[Collected data entries]
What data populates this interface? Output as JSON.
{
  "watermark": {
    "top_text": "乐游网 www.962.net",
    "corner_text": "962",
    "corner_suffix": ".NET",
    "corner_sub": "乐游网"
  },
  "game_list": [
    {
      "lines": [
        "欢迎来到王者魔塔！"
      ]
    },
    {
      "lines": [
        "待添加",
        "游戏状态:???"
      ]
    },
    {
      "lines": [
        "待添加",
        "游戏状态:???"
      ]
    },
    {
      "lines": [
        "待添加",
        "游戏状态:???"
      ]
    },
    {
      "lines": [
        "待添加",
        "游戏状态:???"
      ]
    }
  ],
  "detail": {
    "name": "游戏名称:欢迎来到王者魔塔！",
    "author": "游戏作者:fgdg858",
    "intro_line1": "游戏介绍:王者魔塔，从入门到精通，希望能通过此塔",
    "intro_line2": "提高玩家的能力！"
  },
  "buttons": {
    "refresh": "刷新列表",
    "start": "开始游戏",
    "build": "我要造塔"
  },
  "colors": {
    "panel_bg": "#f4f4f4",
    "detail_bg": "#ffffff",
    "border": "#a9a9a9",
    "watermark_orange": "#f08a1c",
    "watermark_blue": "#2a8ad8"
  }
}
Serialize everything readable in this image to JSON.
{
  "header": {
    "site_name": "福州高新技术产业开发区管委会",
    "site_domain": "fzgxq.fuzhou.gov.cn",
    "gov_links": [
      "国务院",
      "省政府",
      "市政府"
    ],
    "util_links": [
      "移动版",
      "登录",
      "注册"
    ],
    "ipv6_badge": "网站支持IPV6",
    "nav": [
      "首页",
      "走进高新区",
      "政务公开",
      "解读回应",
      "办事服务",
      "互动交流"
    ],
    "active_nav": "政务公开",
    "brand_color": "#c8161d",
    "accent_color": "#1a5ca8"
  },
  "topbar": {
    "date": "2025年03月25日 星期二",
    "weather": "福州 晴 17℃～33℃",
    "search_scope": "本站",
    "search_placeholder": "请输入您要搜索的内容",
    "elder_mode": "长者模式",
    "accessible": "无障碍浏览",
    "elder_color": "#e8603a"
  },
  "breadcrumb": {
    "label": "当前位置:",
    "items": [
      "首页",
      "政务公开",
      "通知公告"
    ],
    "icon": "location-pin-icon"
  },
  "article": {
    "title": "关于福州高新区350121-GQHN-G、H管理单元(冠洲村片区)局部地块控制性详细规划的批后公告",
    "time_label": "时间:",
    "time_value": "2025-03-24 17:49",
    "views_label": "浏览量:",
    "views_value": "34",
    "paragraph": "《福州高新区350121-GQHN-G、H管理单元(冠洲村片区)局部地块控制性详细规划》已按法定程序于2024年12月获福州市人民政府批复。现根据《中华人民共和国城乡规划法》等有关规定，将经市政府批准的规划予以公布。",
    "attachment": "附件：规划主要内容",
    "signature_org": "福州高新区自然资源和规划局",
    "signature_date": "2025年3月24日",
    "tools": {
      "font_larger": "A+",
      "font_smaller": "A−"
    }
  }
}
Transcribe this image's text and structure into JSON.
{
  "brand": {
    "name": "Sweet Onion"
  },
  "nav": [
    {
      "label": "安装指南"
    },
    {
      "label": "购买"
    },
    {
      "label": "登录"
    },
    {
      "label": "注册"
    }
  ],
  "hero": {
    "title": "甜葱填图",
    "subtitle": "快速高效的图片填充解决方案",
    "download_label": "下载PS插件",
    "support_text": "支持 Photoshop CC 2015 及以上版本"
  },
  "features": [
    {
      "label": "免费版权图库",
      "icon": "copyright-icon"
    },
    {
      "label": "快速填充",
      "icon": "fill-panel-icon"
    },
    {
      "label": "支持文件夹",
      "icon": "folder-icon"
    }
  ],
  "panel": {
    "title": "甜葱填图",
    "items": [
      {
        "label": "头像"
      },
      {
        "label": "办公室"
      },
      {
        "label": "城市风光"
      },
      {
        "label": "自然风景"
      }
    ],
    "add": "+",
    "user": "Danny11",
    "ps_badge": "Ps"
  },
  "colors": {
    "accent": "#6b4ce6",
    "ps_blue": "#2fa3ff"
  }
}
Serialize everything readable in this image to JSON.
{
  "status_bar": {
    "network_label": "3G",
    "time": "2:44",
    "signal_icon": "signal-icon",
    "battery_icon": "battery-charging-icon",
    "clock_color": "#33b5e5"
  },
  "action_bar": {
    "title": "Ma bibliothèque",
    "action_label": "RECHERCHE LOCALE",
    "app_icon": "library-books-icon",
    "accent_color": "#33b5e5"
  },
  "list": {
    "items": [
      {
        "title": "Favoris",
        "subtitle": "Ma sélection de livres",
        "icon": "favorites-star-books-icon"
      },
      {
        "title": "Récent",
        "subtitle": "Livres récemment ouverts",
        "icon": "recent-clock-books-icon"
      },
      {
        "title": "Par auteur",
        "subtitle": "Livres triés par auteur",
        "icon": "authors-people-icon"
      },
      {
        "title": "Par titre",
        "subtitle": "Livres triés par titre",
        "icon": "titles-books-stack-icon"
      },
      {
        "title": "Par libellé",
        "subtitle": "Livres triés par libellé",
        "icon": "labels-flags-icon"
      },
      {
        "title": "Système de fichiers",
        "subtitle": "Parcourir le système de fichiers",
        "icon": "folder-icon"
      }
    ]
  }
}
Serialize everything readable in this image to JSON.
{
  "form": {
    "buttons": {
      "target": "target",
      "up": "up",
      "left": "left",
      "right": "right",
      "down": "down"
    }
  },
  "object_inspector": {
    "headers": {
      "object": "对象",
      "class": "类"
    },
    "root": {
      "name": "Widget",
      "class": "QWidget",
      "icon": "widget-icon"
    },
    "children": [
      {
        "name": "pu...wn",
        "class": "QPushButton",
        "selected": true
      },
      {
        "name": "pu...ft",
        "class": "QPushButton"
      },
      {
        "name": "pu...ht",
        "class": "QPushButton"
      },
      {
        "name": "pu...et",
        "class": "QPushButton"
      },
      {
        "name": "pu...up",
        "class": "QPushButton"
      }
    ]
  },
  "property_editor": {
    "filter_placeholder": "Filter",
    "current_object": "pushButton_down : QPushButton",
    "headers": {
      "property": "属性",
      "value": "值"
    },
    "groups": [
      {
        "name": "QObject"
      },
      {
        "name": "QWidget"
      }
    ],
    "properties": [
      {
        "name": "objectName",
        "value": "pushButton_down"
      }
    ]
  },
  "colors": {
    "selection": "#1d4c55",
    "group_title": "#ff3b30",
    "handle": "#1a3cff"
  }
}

— What is expected —
Return every entry exactly as given.

— Task solution —
What data populates this interface? Output as JSON.
{
  "watermark": {
    "top_text": "乐游网 www.962.net",
    "corner_text": "962",
    "corner_suffix": ".NET",
    "corner_sub": "乐游网"
  },
  "game_list": [
    {
      "lines": [
        "欢迎来到王者魔塔！"
      ]
    },
    {
      "lines": [
        "待添加",
        "游戏状态:???"
      ]
    },
    {
      "lines": [
        "待添加",
        "游戏状态:???"
      ]
    },
    {
      "lines": [
        "待添加",
        "游戏状态:???"
      ]
    },
    {
      "lines": [
        "待添加",
        "游戏状态:???"
      ]
    }
  ],
  "detail": {
    "name": "游戏名称:欢迎来到王者魔塔！",
    "author": "游戏作者:fgdg858",
    "intro_line1": "游戏介绍:王者魔塔，从入门到精通，希望能通过此塔",
    "intro_line2": "提高玩家的能力！"
  },
  "buttons": {
    "refresh": "刷新列表",
    "start": "开始游戏",
    "build": "我要造塔"
  },
  "colors": {
    "panel_bg": "#f4f4f4",
    "detail_bg": "#ffffff",
    "border": "#a9a9a9",
    "watermark_orange": "#f08a1c",
    "watermark_blue": "#2a8ad8"
  }
}
Serialize everything readable in this image to JSON.
{
  "header": {
    "site_name": "福州高新技术产业开发区管委会",
    "site_domain": "fzgxq.fuzhou.gov.cn",
    "gov_links": [
      "国务院",
      "省政府",
      "市政府"
    ],
    "util_links": [
      "移动版",
      "登录",
      "注册"
    ],
    "ipv6_badge": "网站支持IPV6",
    "nav": [
      "首页",
      "走进高新区",
      "政务公开",
      "解读回应",
      "办事服务",
      "互动交流"
    ],
    "active_nav": "政务公开",
    "brand_color": "#c8161d",
    "accent_color": "#1a5ca8"
  },
  "topbar": {
    "date": "2025年03月25日 星期二",
    "weather": "福州 晴 17℃～33℃",
    "search_scope": "本站",
    "search_placeholder": "请输入您要搜索的内容",
    "elder_mode": "长者模式",
    "accessible": "无障碍浏览",
    "elder_color": "#e8603a"
  },
  "breadcrumb": {
    "label": "当前位置:",
    "items": [
      "首页",
      "政务公开",
      "通知公告"
    ],
    "icon": "location-pin-icon"
  },
  "article": {
    "title": "关于福州高新区350121-GQHN-G、H管理单元(冠洲村片区)局部地块控制性详细规划的批后公告",
    "time_label": "时间:",
    "time_value": "2025-03-24 17:49",
    "views_label": "浏览量:",
    "views_value": "34",
    "paragraph": "《福州高新区350121-GQHN-G、H管理单元(冠洲村片区)局部地块控制性详细规划》已按法定程序于2024年12月获福州市人民政府批复。现根据《中华人民共和国城乡规划法》等有关规定，将经市政府批准的规划予以公布。",
    "attachment": "附件：规划主要内容",
    "signature_org": "福州高新区自然资源和规划局",
    "signature_date": "2025年3月24日",
    "tools": {
      "font_larger": "A+",
      "font_smaller": "A−"
    }
  }
}
Transcribe this image's text and structure into JSON.
{
  "brand": {
    "name": "Sweet Onion"
  },
  "nav": [
    {
      "label": "安装指南"
    },
    {
      "label": "购买"
    },
    {
      "label": "登录"
    },
    {
      "label": "注册"
    }
  ],
  "hero": {
    "title": "甜葱填图",
    "subtitle": "快速高效的图片填充解决方案",
    "download_label": "下载PS插件",
    "support_text": "支持 Photoshop CC 2015 及以上版本"
  },
  "features": [
    {
      "label": "免费版权图库",
      "icon": "copyright-icon"
    },
    {
      "label": "快速填充",
      "icon": "fill-panel-icon"
    },
    {
      "label": "支持文件夹",
      "icon": "folder-icon"
    }
  ],
  "panel": {
    "title": "甜葱填图",
    "items": [
      {
        "label": "头像"
      },
      {
        "label": "办公室"
      },
      {
        "label": "城市风光"
      },
      {
        "label": "自然风景"
      }
    ],
    "add": "+",
    "user": "Danny11",
    "ps_badge": "Ps"
  },
  "colors": {
    "accent": "#6b4ce6",
    "ps_blue": "#2fa3ff"
  }
}
Serialize everything readable in this image to JSON.
{
  "status_bar": {
    "network_label": "3G",
    "time": "2:44",
    "signal_icon": "signal-icon",
    "battery_icon": "battery-charging-icon",
    "clock_color": "#33b5e5"
  },
  "action_bar": {
    "title": "Ma bibliothèque",
    "action_label": "RECHERCHE LOCALE",
    "app_icon": "library-books-icon",
    "accent_color": "#33b5e5"
  },
  "list": {
    "items": [
      {
        "title": "Favoris",
        "subtitle": "Ma sélection de livres",
        "icon": "favorites-star-books-icon"
      },
      {
        "title": "Récent",
        "subtitle": "Livres récemment ouverts",
        "icon": "recent-clock-books-icon"
      },
      {
        "title": "Par auteur",
        "subtitle": "Livres triés par auteur",
        "icon": "authors-people-icon"
      },
      {
        "title": "Par titre",
        "subtitle": "Livres triés par titre",
        "icon": "titles-books-stack-icon"
      },
      {
        "title": "Par libellé",
        "subtitle": "Livres triés par libellé",
        "icon": "labels-flags-icon"
      },
      {
        "title": "Système de fichiers",
        "subtitle": "Parcourir le système de fichiers",
        "icon": "folder-icon"
      }
    ]
  }
}
Serialize everything readable in this image to JSON.
{
  "form": {
    "buttons": {
      "target": "target",
      "up": "up",
      "left": "left",
      "right": "right",
      "down": "down"
    }
  },
  "object_inspector": {
    "headers": {
      "object": "对象",
      "class": "类"
    },
    "root": {
      "name": "Widget",
      "class": "QWidget",
      "icon": "widget-icon"
    },
    "children": [
      {
        "name": "pu...wn",
        "class": "QPushButton",
        "selected": true
      },
      {
        "name": "pu...ft",
        "class": "QPushButton"
      },
      {
        "name": "pu...ht",
        "class": "QPushButton"
      },
      {
        "name": "pu...et",
        "class": "QPushButton"
      },
      {
        "name": "pu...up",
        "class": "QPushButton"
      }
    ]
  },
  "property_editor": {
    "filter_placeholder": "Filter",
    "current_object": "pushButton_down : QPushButton",
    "headers": {
      "property": "属性",
      "value": "值"
    },
    "groups": [
      {
        "name": "QObject"
      },
      {
        "name": "QWidget"
      }
    ],
    "properties": [
      {
        "name": "objectName",
        "value": "pushButton_down"
      }
    ]
  },
  "colors": {
    "selection": "#1d4c55",
    "group_title": "#ff3b30",
    "handle": "#1a3cff"
  }
}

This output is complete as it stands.